▶ **Exercise task**
Write the material out again exactly as it stands.

Rows from a figure dataset:
▬▬▬

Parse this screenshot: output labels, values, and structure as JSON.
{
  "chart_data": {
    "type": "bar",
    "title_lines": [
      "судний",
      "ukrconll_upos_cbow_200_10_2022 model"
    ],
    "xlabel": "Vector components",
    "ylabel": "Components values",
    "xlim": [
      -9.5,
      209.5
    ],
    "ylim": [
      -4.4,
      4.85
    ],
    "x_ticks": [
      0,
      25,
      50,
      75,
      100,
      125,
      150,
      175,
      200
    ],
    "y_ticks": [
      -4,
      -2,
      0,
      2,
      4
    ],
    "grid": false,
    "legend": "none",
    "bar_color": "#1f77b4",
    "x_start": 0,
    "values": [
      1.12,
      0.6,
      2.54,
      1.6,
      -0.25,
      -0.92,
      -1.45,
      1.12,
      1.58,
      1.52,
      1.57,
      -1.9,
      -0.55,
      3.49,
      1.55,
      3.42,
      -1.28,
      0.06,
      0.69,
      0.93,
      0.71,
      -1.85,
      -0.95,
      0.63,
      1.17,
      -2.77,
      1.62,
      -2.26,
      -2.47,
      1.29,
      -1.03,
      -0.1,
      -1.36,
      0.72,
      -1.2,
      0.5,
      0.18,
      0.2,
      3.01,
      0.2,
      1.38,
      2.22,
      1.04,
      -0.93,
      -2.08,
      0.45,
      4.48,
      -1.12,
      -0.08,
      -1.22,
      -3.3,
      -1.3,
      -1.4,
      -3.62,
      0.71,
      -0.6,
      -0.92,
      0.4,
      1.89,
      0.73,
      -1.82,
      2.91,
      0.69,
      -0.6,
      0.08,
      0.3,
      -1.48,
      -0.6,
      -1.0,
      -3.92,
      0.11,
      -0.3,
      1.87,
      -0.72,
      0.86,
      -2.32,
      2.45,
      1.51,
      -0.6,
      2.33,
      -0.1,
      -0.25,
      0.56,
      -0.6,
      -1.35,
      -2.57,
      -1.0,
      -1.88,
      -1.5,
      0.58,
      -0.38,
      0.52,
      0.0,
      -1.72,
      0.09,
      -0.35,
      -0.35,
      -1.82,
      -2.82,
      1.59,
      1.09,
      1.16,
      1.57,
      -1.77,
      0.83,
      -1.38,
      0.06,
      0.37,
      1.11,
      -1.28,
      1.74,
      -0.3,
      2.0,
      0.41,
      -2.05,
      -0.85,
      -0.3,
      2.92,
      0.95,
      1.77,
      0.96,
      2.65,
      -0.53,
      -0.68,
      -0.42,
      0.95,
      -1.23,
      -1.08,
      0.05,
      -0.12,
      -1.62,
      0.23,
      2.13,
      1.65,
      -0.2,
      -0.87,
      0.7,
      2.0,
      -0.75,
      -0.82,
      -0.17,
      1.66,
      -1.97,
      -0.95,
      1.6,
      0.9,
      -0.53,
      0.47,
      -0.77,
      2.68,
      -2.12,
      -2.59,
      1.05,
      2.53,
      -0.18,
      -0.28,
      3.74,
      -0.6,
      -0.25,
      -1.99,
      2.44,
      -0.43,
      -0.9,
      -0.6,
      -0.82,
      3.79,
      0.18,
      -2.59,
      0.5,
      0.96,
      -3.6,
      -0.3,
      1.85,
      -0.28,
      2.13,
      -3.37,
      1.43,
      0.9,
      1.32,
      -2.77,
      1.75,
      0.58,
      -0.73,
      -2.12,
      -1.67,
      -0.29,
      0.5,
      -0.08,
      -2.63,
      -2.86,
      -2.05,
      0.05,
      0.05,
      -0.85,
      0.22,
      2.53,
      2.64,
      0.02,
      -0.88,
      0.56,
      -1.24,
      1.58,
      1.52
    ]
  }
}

▬▬▬

▶ **In response**
Parse this screenshot: output labels, values, and structure as JSON.
{
  "chart_data": {
    "type": "bar",
    "title_lines": [
      "судний",
      "ukrconll_upos_cbow_200_10_2022 model"
    ],
    "xlabel": "Vector components",
    "ylabel": "Components values",
    "xlim": [
      -9.5,
      209.5
    ],
    "ylim": [
      -4.4,
      4.85
    ],
    "x_ticks": [
      0,
      25,
      50,
      75,
      100,
      125,
      150,
      175,
      200
    ],
    "y_ticks": [
      -4,
      -2,
      0,
      2,
      4
    ],
    "grid": false,
    "legend": "none",
    "bar_color": "#1f77b4",
    "x_start": 0,
    "values": [
      1.12,
      0.6,
      2.54,
      1.6,
      -0.25,
      -0.92,
      -1.45,
      1.12,
      1.58,
      1.52,
      1.57,
      -1.9,
      -0.55,
      3.49,
      1.55,
      3.42,
      -1.28,
      0.06,
      0.69,
      0.93,
      0.71,
      -1.85,
      -0.95,
      0.63,
      1.17,
      -2.77,
      1.62,
      -2.26,
      -2.47,
      1.29,
      -1.03,
      -0.1,
      -1.36,
      0.72,
      -1.2,
      0.5,
      0.18,
      0.2,
      3.01,
      0.2,
      1.38,
      2.22,
      1.04,
      -0.93,
      -2.08,
      0.45,
      4.48,
      -1.12,
      -0.08,
      -1.22,
      -3.3,
      -1.3,
      -1.4,
      -3.62,
      0.71,
      -0.6,
      -0.92,
      0.4,
      1.89,
      0.73,
      -1.82,
      2.91,
      0.69,
      -0.6,
      0.08,
      0.3,
      -1.48,
      -0.6,
      -1.0,
      -3.92,
      0.11,
      -0.3,
      1.87,
      -0.72,
      0.86,
      -2.32,
      2.45,
      1.51,
      -0.6,
      2.33,
      -0.1,
      -0.25,
      0.56,
      -0.6,
      -1.35,
      -2.57,
      -1.0,
      -1.88,
      -1.5,
      0.58,
      -0.38,
      0.52,
      0.0,
      -1.72,
      0.09,
      -0.35,
      -0.35,
      -1.82,
      -2.82,
      1.59,
      1.09,
      1.16,
      1.57,
      -1.77,
      0.83,
      -1.38,
      0.06,
      0.37,
      1.11,
      -1.28,
      1.74,
      -0.3,
      2.0,
      0.41,
      -2.05,
      -0.85,
      -0.3,
      2.92,
      0.95,
      1.77,
      0.96,
      2.65,
      -0.53,
      -0.68,
      -0.42,
      0.95,
      -1.23,
      -1.08,
      0.05,
      -0.12,
      -1.62,
      0.23,
      2.13,
      1.65,
      -0.2,
      -0.87,
      0.7,
      2.0,
      -0.75,
      -0.82,
      -0.17,
      1.66,
      -1.97,
      -0.95,
      1.6,
      0.9,
      -0.53,
      0.47,
      -0.77,
      2.68,
      -2.12,
      -2.59,
      1.05,
      2.53,
      -0.18,
      -0.28,
      3.74,
      -0.6,
      -0.25,
      -1.99,
      2.44,
      -0.43,
      -0.9,
      -0.6,
      -0.82,
      3.79,
      0.18,
      -2.59,
      0.5,
      0.96,
      -3.6,
      -0.3,
      1.85,
      -0.28,
      2.13,
      -3.37,
      1.43,
      0.9,
      1.32,
      -2.77,
      1.75,
      0.58,
      -0.73,
      -2.12,
      -1.67,
      -0.29,
      0.5,
      -0.08,
      -2.63,
      -2.86,
      -2.05,
      0.05,
      0.05,
      -0.85,
      0.22,
      2.53,
      2.64,
      0.02,
      -0.88,
      0.56,
      -1.24,
      1.58,
      1.52
    ]
  }
}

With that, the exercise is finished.